WRITTEN TASK |
Please output, word for word, the stretch of the GitNexus language-support page starting at "Skip to main" and ending at "TypeScript (including TSX/React)".

SOURCE TEXT |
Skip to main content

Supported Languages

GitNexus currently supports 11 programming languages with full Tree-sitter AST parsing:
  • TypeScript (including TSX/React)
  • JavaScript
  • Python
  • Java
  • C
  • C++
  • C#
  • Go
  • Rust
  • PHP
  • Swift (optional dependency)

Tree-sitter Parsing

What is Tree-sitter?

GitNexus uses Tree-sitter to parse source code into Abstract Syntax Trees (ASTs). Tree-sitter provides:
  • Fast, incremental parsing - Parses entire codebases in seconds
  • Error-tolerant - Can parse incomplete or syntactically incorrect code
  • Language-agnostic - Consistent parsing interface across all languages
  • Native performance - Written in C with Node.js bindings

How GitNexus Uses Tree-sitter

The indexing pipeline extracts code structure through Tree-sitter:
  1. Symbol Extraction - Identifies functions, classes, methods, interfaces, and other language constructs
  2. Location Tracking - Records start/end line numbers for each symbol
  3. Call Graph Building - Detects function calls and method invocations
  4. Import Resolution - Maps import statements to their targets
  5. Inheritance Analysis - Extracts class hierarchies and interface implementations

CLI vs Web: Native vs WASM

EnvironmentParser ImplementationPerformance
CLI (Node.js)Native Tree-sitter bindings (tree-sitter npm package)⚡ Full native speed
Web (Browser)Tree-sitter WASM modules (tree-sitter-wasm)🐢 ~2-3x slower than native
The CLI uses native C bindings for maximum parsing speed, while the web UI uses WebAssembly builds that run entirely in the browser.

[Layout dataset entries]
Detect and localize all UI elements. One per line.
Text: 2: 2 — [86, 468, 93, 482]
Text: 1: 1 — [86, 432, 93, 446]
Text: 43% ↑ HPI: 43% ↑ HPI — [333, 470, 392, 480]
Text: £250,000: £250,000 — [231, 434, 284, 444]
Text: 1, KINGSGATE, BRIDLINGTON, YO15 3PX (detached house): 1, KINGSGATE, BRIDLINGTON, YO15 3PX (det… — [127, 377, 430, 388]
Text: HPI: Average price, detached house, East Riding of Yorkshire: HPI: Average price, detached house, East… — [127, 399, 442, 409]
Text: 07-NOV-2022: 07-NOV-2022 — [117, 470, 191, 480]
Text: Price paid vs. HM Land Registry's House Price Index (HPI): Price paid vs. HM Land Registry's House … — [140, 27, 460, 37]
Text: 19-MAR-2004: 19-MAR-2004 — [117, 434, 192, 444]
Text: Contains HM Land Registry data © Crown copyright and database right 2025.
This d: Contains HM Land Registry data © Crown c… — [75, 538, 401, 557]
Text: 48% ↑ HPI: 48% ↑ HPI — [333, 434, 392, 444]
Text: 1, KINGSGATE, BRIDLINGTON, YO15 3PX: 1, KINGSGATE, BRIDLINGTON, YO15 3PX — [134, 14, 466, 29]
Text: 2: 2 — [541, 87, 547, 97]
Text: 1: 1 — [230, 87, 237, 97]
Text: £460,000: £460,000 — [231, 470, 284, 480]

TASK OUTPUT |
Skip to main content

Supported Languages

GitNexus currently supports 11 programming languages with full Tree-sitter AST parsing:
  • TypeScript (including TSX/React)